STATED PROBLEM :: Each line containing the word "toitures" must be reported.

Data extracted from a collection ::
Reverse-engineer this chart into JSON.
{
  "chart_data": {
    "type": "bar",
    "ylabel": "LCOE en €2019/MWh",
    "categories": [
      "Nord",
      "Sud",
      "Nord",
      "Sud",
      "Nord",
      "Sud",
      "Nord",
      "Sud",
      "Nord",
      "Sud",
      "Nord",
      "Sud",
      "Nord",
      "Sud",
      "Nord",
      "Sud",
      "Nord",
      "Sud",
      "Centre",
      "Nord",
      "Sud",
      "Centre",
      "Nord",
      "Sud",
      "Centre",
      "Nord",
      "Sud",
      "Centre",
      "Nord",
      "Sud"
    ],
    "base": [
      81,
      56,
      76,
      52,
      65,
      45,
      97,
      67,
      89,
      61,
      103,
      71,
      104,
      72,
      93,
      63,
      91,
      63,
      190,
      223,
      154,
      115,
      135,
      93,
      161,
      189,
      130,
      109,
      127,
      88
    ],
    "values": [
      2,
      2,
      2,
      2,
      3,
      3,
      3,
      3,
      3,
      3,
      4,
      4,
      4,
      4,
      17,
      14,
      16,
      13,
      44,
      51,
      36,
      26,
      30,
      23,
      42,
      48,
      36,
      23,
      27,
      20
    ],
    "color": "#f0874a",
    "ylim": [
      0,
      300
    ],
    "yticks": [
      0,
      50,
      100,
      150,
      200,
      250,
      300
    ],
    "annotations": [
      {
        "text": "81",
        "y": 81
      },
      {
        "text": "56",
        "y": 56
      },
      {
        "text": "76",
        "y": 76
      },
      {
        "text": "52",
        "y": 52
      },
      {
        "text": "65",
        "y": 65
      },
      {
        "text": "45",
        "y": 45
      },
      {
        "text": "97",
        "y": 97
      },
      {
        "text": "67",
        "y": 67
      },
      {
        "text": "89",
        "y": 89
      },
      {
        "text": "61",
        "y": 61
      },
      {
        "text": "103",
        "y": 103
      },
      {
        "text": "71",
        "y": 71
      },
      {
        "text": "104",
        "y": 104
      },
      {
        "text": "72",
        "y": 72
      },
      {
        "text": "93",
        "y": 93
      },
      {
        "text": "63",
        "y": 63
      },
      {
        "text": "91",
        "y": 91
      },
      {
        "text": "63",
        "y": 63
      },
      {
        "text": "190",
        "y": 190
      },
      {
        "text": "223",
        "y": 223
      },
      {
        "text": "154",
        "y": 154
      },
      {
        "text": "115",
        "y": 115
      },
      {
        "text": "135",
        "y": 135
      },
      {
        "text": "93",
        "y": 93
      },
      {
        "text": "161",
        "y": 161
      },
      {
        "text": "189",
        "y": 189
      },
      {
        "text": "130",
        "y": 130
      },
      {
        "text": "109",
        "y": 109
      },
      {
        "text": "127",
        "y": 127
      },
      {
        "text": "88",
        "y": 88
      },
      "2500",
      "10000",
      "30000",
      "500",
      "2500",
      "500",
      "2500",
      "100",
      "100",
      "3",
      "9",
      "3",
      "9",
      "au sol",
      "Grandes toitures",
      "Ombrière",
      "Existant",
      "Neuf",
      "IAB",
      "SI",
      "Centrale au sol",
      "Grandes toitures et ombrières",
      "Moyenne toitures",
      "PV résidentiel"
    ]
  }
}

RESPONSE ::
      "Grandes toitures",
      "Grandes toitures et ombrières",
      "Moyenne toitures",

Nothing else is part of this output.